--- START Document ---

Theorem 1 states that $G$ is bipartite and $G_2$ is not. Theorem 2 only states that $G_2$ is not bipartite.

The trace of the n-th power of $W$ equals the number of circuits with length $n$ in the graph ($n\ge2$).

**Question**: what is the trace of $W^3$?

To answer the question, let us plot again $G$

In [None]:
plt.subplot(121)
nx.draw_circular(G, with_labels=True)

plt.subplot(122)
nx.draw_circular(G2, with_labels=True)

plt.show()

In [None]:
print("Number of length-3 circuits in G:", np.matrix.trace(W@W@W))
print("Number of length-3 circuits in G2:", np.matrix.trace(W2@W2@W2))

We now define a new graph.

In [None]:
G = nx.DiGraph()
G.add_nodes_from(range(1,11))
nx.add_cycle(G,[1,2,3])
nx.add_cycle(G,[4,5,6])
nx.add_cycle(G,[8,9,10])
G.add_edges_from([(4,3), (3,8), (5,7), (7,7)])

# define pos according to spring layout
# to fix nodes' positions in all graph drawings.
# spring_layout positions nodes using Fruchterman-Reingold force-directed algorithm.
pos = nx.spring_layout(G)
nx.draw(G,pos, with_labels=True)

plt.show()

## Invariant probability distributions
In this section we show how to compute the invariant distributions of a graph.

**Definition**: an `invariant distribution` $\pi$ of a graph is a normalized eigenvector of $P'$ relative to eigenvalue $1$, i.e.,

$$
P' \pi = \pi, \quad \sum_i \pi_i = 1
$$ 
To do this, we first compute all eigenvalues and eigenvectors of $P'$ with function `np.linalg.eig()`:

In [None]:
W = nx.adjacency_matrix(G)
W = W.toarray()
degrees = np.sum(W,axis=1)
print("Degrees:",degrees,"\n")
D = np.diag(degrees)
print("D: \n",D,"\n")
# P = D^(-1) W
P = np.linalg.inv(D) @ W
print("P: \n",P)

**Theorem**: if the graph is strongly connected, the eigenvalue 1 has multeplicity 1 (only one invariant distribution)

We compute the condensation graph of $G$

In [None]:
CG = nx.algorithms.components.condensation(G)
nx.draw(CG, with_labels=True)

plt.show()

print(dict(CG.nodes))

The graph is not strongly connected, since the condensation graph has more than one node. 

To confirm this, we compute the spectrum of $P$, and show that the eigenvalue 1 has algebraic multeplicity greater than 1.

**Remark**: multeplicity 1 of eigenvalue 1 does not imply strong connectedness of the graph.

In [None]:
# eig(P.T) returns the eigenvalues (in vector w)
# and eigenvectors (in matrix v) of P'
w,v = np.linalg.eig(P.T)

--- END Document ---

**To do**
1. According to the graph notebook, what does the trace of the n-th power of $W$ equal?
2. Write the next part of the graph notebook, starting right after its last line.
The material after the graph notebook is separate from it.

--- START Data block ---

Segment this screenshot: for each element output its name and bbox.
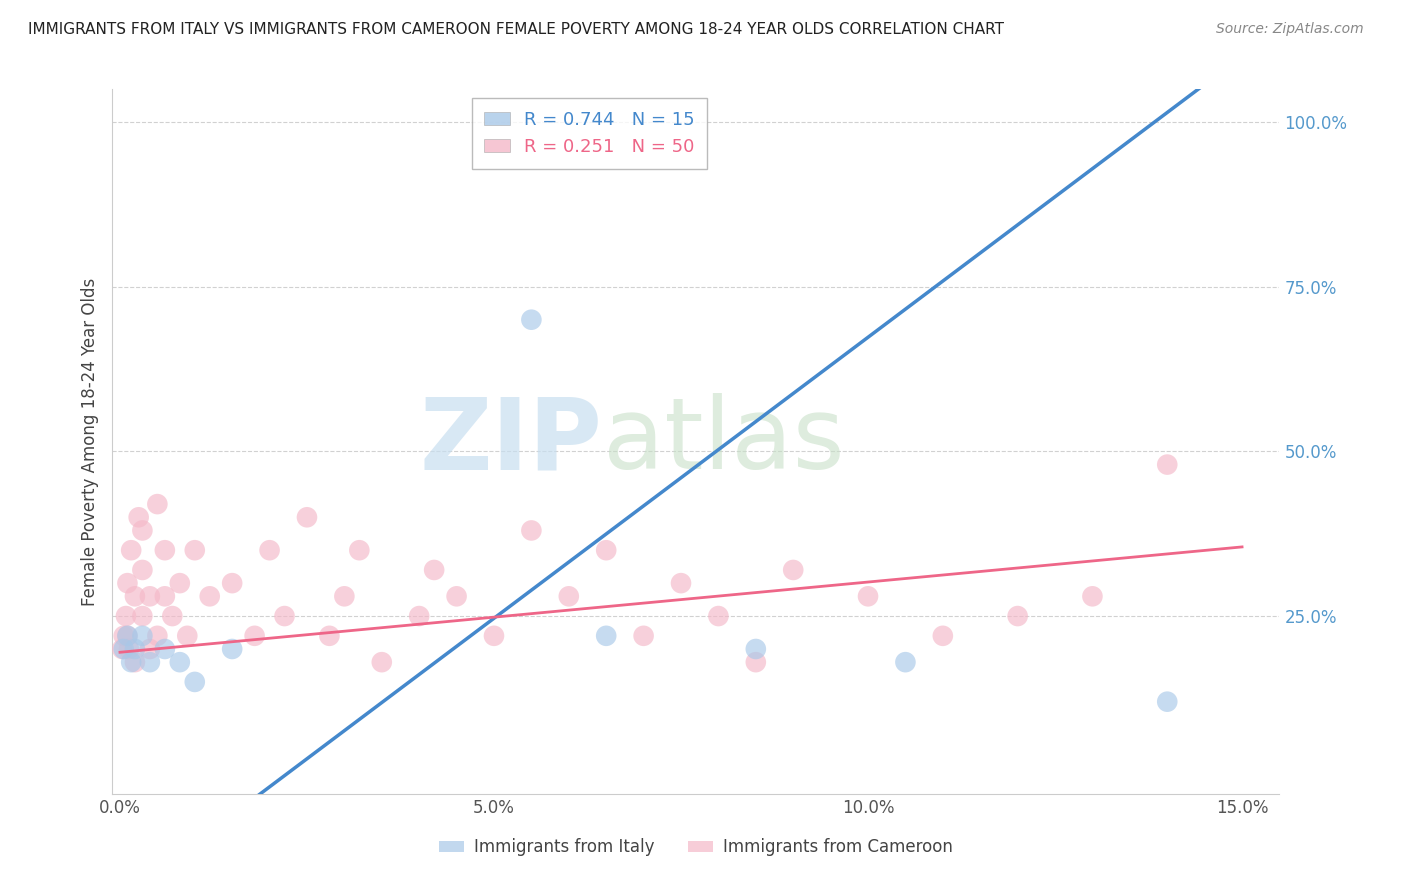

--- END Data block ---

**Answers in order**
1. The number of circuits of length $n$ in the graph, for $n \ge 2$.

2.
print("eigenvalues:",w) # -> the 0th and 5th eigenvalues are 1

There are two eigenvalues equal to 1 (in position 0 and 5 of `w`). We select the eigenvectors corresponding to the two occurrencies of eigenvalue 1 and we normalize them to obtain the two invariant distributions (`pi0` and `pi5`):

In [None]:
# we iterate over indices corresponding to eigenvalues 1
# i.e. corresponding to entries of w that are equal 1:
# for each index we extract the corresponding eigenvector in v
# and normalize it

# we use np.isclose() to compare eigenvalues to 1 to avoid
# numerical precision errors
for index in [i for i in range(len(G)) if np.isclose(w[i],1)]: 
    pi = v[:,index].real  # -> eigenvectors are complex but invariant distributions are real, so we convert pi to real
    pi = pi/np.sum(pi) # normalization
    print("pi", index, "=", pi)

**Theorem**: the multeplicity of the eigenvalue 1 equals the number of trapping sets of the graph. Moreover, for every trapping set, there exists an invariant distribution (called extremal) whose support coincides with the node set of the trapping set.

**Remark**: the extremal invariant distribution supported on a trapping set may be computed by computing the unique invariant distribution of the subgraph obtained by selecting the nodes of a trapping set.

**Exercise**: Compute the extremal invariant distribution of $G$.

1. Find the trapping sets of the graph
2. For each trapping set, construct the corresponding induced subgraph
3. Compute the P matrix of each induced subgraph and its invariant measure
4. Map the obtained measures back to the original graph G (by adding zeros in the appropriate positions)

**Hint**: use the methods introduced in the previous notebook, and the code above.

In [None]:
# TO DO

Up to now we have exploited the function `numpy.linalg.eig` to compute all the eigenvalues and eigenvectors of $P'$, and we have selected the leading ones. 

Another approach consists in applying an iterative method which converges to the leading eigenvector. This will be illustrated in the following weeks.

# Network centralities

Node centralities measure the importance of the nodes of the network. Several notions of centrality may be defined, e.g.:

**Degree centrality**: the centrality of a node is proportional to its degree. In digraphs, we can define both the indegree and the outdegree centrality. For instance, the indegree centrality is a measure of importance in Twitter network, since it measures the number of followers of every account.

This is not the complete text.